Element and region data:
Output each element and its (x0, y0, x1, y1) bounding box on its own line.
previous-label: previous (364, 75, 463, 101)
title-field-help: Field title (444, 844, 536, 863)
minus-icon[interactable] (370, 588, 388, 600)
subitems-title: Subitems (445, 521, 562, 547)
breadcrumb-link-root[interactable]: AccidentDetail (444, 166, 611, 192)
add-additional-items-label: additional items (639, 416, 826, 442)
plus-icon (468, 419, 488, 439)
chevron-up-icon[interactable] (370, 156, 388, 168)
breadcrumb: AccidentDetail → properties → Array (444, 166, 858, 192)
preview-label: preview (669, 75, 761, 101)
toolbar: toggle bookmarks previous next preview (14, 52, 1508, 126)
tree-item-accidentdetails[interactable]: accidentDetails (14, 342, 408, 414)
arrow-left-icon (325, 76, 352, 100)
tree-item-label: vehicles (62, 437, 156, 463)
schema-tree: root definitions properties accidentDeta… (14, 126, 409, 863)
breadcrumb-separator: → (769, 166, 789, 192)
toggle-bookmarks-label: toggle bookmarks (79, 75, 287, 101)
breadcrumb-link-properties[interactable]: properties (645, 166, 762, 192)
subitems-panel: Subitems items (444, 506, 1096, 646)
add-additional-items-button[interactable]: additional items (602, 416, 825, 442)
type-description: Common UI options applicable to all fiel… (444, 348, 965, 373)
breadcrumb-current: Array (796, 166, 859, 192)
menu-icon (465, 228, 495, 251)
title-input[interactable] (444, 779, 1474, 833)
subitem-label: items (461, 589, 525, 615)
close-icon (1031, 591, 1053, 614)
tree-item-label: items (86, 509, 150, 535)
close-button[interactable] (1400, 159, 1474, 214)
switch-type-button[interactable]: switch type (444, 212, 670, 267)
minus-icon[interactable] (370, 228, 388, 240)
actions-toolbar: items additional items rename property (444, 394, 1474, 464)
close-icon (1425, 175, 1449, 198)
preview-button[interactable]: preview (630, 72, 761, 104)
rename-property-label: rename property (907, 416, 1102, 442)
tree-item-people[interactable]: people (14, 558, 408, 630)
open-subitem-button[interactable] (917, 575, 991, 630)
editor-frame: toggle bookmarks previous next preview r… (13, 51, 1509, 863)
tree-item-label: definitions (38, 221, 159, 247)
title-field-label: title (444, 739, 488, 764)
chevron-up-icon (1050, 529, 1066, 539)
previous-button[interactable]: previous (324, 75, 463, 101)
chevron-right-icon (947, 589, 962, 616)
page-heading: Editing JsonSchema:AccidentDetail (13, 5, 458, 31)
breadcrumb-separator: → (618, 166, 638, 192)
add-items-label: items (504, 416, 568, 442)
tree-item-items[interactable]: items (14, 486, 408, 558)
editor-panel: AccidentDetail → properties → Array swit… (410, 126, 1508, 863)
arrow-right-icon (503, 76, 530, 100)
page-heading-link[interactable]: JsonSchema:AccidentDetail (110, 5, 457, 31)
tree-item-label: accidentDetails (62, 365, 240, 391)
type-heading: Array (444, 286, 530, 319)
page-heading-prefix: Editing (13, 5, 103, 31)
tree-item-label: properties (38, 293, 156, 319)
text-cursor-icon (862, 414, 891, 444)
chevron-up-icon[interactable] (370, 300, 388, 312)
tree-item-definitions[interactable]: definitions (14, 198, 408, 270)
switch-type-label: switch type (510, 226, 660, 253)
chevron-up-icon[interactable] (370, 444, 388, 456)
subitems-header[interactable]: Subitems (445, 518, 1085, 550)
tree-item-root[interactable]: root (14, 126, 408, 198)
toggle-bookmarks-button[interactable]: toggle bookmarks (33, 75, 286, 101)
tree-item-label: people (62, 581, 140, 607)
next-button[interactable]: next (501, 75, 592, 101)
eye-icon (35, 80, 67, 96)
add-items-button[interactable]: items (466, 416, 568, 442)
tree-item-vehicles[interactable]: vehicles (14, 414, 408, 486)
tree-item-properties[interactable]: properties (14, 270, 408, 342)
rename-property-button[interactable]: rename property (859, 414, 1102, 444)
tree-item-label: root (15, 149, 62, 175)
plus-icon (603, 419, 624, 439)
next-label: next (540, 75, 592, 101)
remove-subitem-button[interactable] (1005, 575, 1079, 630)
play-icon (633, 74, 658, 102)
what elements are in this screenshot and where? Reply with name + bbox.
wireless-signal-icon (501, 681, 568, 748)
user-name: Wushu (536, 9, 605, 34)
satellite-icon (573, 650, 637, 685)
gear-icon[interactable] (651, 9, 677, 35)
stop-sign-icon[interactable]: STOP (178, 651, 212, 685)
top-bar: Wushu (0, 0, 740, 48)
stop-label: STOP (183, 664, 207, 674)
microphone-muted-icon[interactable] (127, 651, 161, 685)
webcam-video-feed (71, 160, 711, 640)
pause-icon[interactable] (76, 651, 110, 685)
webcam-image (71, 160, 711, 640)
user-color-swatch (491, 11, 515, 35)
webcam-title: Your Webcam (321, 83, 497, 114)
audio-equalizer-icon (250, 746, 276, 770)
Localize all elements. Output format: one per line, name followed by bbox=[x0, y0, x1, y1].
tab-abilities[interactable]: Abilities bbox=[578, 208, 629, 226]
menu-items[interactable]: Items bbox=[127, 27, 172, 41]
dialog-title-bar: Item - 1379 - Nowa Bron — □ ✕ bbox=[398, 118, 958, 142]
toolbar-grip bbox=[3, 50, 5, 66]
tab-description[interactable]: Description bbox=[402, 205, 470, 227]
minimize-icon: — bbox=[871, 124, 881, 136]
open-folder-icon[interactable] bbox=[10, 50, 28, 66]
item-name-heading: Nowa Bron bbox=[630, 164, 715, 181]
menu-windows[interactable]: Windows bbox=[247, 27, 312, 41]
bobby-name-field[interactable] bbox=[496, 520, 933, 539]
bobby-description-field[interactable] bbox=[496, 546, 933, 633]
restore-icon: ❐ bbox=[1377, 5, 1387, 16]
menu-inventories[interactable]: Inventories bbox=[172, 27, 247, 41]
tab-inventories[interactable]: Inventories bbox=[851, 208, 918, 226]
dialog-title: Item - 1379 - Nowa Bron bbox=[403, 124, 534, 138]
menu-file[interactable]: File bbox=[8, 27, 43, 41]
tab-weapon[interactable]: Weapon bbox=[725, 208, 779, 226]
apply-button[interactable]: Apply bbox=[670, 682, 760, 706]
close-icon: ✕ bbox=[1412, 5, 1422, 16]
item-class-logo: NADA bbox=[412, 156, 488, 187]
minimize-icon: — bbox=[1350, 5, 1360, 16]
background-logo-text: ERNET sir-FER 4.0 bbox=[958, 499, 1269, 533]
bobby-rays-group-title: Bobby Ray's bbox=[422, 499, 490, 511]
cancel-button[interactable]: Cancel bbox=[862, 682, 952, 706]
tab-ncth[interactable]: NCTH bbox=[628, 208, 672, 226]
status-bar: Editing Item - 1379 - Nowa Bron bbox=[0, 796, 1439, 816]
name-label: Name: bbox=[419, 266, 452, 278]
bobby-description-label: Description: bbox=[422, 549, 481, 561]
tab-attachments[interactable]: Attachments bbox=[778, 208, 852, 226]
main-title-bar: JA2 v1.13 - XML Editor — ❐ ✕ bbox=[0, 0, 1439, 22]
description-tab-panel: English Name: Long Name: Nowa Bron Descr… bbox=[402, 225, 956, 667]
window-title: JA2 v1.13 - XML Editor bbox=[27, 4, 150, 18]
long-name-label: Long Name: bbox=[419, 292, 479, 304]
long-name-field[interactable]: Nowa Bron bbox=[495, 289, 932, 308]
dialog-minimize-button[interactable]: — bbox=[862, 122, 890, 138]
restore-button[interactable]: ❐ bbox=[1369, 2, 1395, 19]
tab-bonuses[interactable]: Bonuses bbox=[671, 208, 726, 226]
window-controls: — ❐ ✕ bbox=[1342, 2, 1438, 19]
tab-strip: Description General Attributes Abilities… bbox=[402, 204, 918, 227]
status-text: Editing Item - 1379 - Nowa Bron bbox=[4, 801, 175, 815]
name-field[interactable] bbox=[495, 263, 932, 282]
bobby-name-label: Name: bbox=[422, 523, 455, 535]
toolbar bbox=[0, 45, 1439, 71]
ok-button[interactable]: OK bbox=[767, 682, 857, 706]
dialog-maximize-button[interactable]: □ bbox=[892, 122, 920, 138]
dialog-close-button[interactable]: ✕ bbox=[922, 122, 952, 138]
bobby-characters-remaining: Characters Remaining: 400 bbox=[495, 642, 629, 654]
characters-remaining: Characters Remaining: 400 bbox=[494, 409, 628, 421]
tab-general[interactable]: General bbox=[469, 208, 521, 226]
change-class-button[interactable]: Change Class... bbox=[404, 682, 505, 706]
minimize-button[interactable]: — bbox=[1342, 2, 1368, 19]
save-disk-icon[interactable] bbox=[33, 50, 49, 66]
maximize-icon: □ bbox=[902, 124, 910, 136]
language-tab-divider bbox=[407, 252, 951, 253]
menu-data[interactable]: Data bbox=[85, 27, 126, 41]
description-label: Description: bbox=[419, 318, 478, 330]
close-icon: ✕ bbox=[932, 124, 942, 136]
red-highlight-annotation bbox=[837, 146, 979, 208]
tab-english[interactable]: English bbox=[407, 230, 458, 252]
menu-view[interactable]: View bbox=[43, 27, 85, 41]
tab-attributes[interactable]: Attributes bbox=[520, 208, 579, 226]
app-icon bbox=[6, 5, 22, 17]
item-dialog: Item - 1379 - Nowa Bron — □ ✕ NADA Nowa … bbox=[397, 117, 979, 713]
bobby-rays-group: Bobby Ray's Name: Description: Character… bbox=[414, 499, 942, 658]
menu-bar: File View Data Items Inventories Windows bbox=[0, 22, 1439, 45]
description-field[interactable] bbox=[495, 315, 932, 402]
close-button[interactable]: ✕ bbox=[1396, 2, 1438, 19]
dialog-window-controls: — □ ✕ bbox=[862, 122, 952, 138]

What you have to do. Switch each "icon" to "glyph" in the material from its first line through the line containing "tree-item-people[interactable]: people (14, 558, 408, 630)". Return only those lines, leaving everything else in them as it is.

Exercise solution.
Output each element and its (x0, y0, x1, y1) bounding box on its own line.
previous-label: previous (364, 75, 463, 101)
title-field-help: Field title (444, 844, 536, 863)
minus-glyph[interactable] (370, 588, 388, 600)
subitems-title: Subitems (445, 521, 562, 547)
breadcrumb-link-root[interactable]: AccidentDetail (444, 166, 611, 192)
add-additional-items-label: additional items (639, 416, 826, 442)
plus-glyph (468, 419, 488, 439)
chevron-up-glyph[interactable] (370, 156, 388, 168)
breadcrumb: AccidentDetail → properties → Array (444, 166, 858, 192)
preview-label: preview (669, 75, 761, 101)
toolbar: toggle bookmarks previous next preview (14, 52, 1508, 126)
tree-item-accidentdetails[interactable]: accidentDetails (14, 342, 408, 414)
arrow-left-glyph (325, 76, 352, 100)
tree-item-label: vehicles (62, 437, 156, 463)
schema-tree: root definitions properties accidentDeta… (14, 126, 409, 863)
breadcrumb-separator: → (769, 166, 789, 192)
toggle-bookmarks-label: toggle bookmarks (79, 75, 287, 101)
breadcrumb-link-properties[interactable]: properties (645, 166, 762, 192)
subitems-panel: Subitems items (444, 506, 1096, 646)
add-additional-items-button[interactable]: additional items (602, 416, 825, 442)
type-description: Common UI options applicable to all fiel… (444, 348, 965, 373)
breadcrumb-current: Array (796, 166, 859, 192)
menu-glyph (465, 228, 495, 251)
title-input[interactable] (444, 779, 1474, 833)
subitem-label: items (461, 589, 525, 615)
close-glyph (1031, 591, 1053, 614)
tree-item-label: items (86, 509, 150, 535)
close-button[interactable] (1400, 159, 1474, 214)
switch-type-button[interactable]: switch type (444, 212, 670, 267)
minus-glyph[interactable] (370, 228, 388, 240)
actions-toolbar: items additional items rename property (444, 394, 1474, 464)
close-glyph (1425, 175, 1449, 198)
preview-button[interactable]: preview (630, 72, 761, 104)
rename-property-label: rename property (907, 416, 1102, 442)
tree-item-people[interactable]: people (14, 558, 408, 630)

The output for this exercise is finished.